■ **Written exercise**:
For each line of the data below that holds "value", copy the line.

■ **Extracted entries**:
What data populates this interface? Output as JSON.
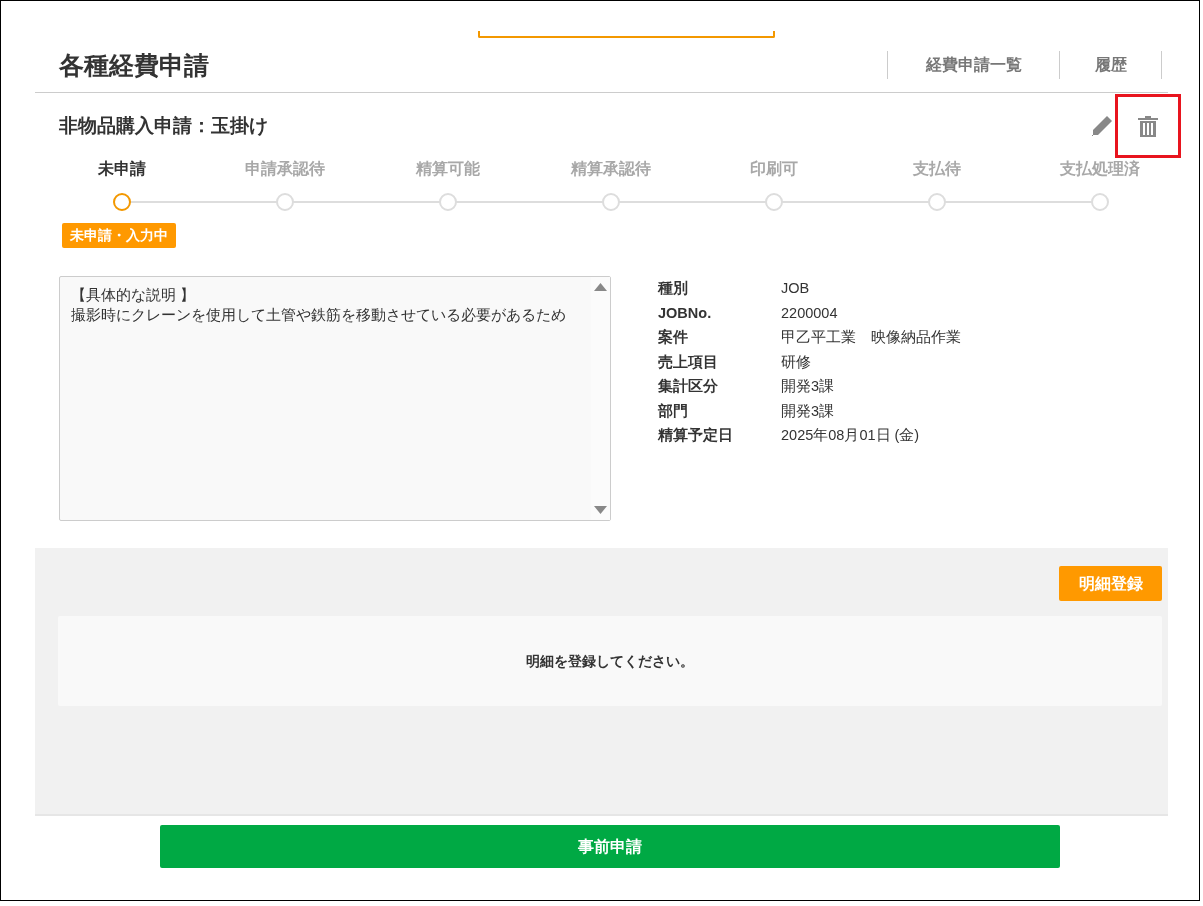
{
  "page": {
    "title": "各種経費申請",
    "nav_links": [
      {
        "label": "経費申請一覧"
      },
      {
        "label": "履歴"
      }
    ]
  },
  "application": {
    "title": "非物品購入申請：玉掛け",
    "actions": [
      {
        "kind": "edit",
        "highlighted": false
      },
      {
        "kind": "delete",
        "highlighted": true
      }
    ]
  },
  "steps": [
    {
      "label": "未申請",
      "active": true
    },
    {
      "label": "申請承認待",
      "active": false
    },
    {
      "label": "精算可能",
      "active": false
    },
    {
      "label": "精算承認待",
      "active": false
    },
    {
      "label": "印刷可",
      "active": false
    },
    {
      "label": "支払待",
      "active": false
    },
    {
      "label": "支払処理済",
      "active": false
    }
  ],
  "status_badge": {
    "label": "未申請・入力中"
  },
  "description": {
    "lines": [
      "【具体的な説明 】",
      "撮影時にクレーンを使用して土管や鉄筋を移動させている必要があるため"
    ]
  },
  "details": [
    {
      "label": "種別",
      "value": "JOB"
    },
    {
      "label": "JOBNo.",
      "value": "2200004"
    },
    {
      "label": "案件",
      "value": "甲乙平工業　映像納品作業"
    },
    {
      "label": "売上項目",
      "value": "研修"
    },
    {
      "label": "集計区分",
      "value": "開発3課"
    },
    {
      "label": "部門",
      "value": "開発3課"
    },
    {
      "label": "精算予定日",
      "value": "2025年08月01日 (金)"
    }
  ],
  "line_items": {
    "register_button": "明細登録",
    "empty_message": "明細を登録してください。"
  },
  "submit_button": "事前申請"
}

■ **Full output**:
      "value": "JOB"
      "value": "2200004"
      "value": "甲乙平工業　映像納品作業"
      "value": "研修"
      "value": "開発3課"
      "value": "開発3課"
      "value": "2025年08月01日 (金)"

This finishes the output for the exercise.